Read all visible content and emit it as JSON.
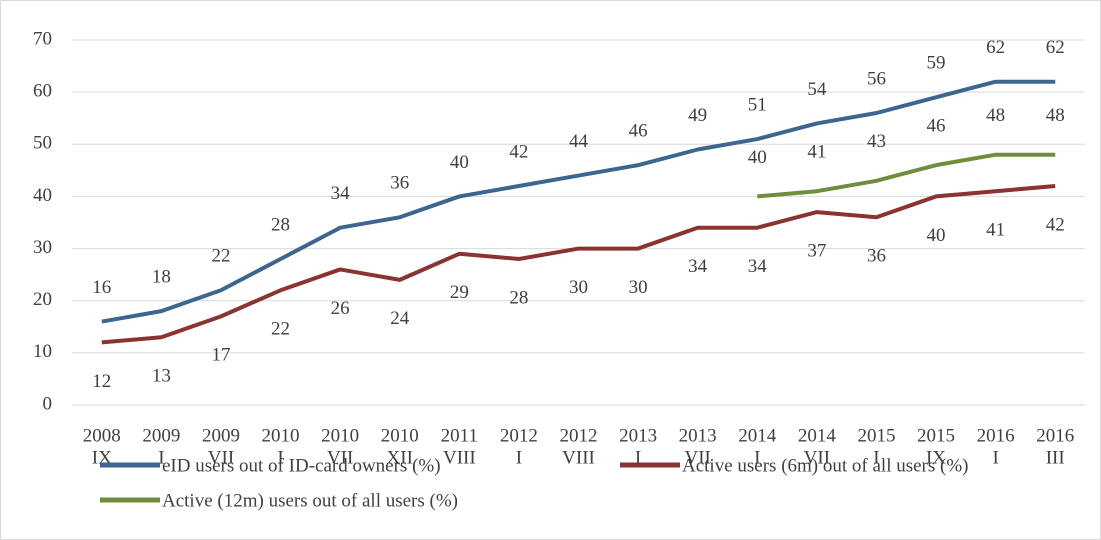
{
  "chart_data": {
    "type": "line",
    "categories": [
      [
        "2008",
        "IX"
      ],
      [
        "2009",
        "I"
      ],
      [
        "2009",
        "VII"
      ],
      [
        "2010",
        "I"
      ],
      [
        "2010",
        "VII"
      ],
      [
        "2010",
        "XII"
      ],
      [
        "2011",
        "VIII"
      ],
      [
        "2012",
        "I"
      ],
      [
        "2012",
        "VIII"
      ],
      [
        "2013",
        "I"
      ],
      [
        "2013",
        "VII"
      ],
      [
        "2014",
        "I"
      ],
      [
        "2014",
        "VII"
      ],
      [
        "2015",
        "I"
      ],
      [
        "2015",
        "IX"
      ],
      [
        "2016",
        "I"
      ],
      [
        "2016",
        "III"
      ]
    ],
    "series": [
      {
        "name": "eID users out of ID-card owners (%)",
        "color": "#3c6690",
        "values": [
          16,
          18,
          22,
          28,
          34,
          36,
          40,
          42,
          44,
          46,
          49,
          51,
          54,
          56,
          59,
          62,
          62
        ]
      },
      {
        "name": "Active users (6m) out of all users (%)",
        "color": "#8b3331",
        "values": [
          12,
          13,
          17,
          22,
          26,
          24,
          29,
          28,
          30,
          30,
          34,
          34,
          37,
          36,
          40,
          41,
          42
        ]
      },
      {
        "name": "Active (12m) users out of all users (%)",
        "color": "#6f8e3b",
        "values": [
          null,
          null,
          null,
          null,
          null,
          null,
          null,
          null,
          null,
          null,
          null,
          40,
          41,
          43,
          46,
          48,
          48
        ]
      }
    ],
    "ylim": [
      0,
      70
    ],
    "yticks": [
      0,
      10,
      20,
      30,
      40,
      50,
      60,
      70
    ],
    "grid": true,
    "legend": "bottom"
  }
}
● ● ● ● ● ● ●
* PROBLEM STATEMENT
What is needed is an exact reproduction of the data, pictures excluded.

* WRITTEN SOLUTION
Read all visible content and emit it as JSON.
{
  "chart_data": {
    "type": "line",
    "categories": [
      [
        "2008",
        "IX"
      ],
      [
        "2009",
        "I"
      ],
      [
        "2009",
        "VII"
      ],
      [
        "2010",
        "I"
      ],
      [
        "2010",
        "VII"
      ],
      [
        "2010",
        "XII"
      ],
      [
        "2011",
        "VIII"
      ],
      [
        "2012",
        "I"
      ],
      [
        "2012",
        "VIII"
      ],
      [
        "2013",
        "I"
      ],
      [
        "2013",
        "VII"
      ],
      [
        "2014",
        "I"
      ],
      [
        "2014",
        "VII"
      ],
      [
        "2015",
        "I"
      ],
      [
        "2015",
        "IX"
      ],
      [
        "2016",
        "I"
      ],
      [
        "2016",
        "III"
      ]
    ],
    "series": [
      {
        "name": "eID users out of ID-card owners (%)",
        "color": "#3c6690",
        "values": [
          16,
          18,
          22,
          28,
          34,
          36,
          40,
          42,
          44,
          46,
          49,
          51,
          54,
          56,
          59,
          62,
          62
        ]
      },
      {
        "name": "Active users (6m) out of all users (%)",
        "color": "#8b3331",
        "values": [
          12,
          13,
          17,
          22,
          26,
          24,
          29,
          28,
          30,
          30,
          34,
          34,
          37,
          36,
          40,
          41,
          42
        ]
      },
      {
        "name": "Active (12m) users out of all users (%)",
        "color": "#6f8e3b",
        "values": [
          null,
          null,
          null,
          null,
          null,
          null,
          null,
          null,
          null,
          null,
          null,
          40,
          41,
          43,
          46,
          48,
          48
        ]
      }
    ],
    "ylim": [
      0,
      70
    ],
    "yticks": [
      0,
      10,
      20,
      30,
      40,
      50,
      60,
      70
    ],
    "grid": true,
    "legend": "bottom"
  }
}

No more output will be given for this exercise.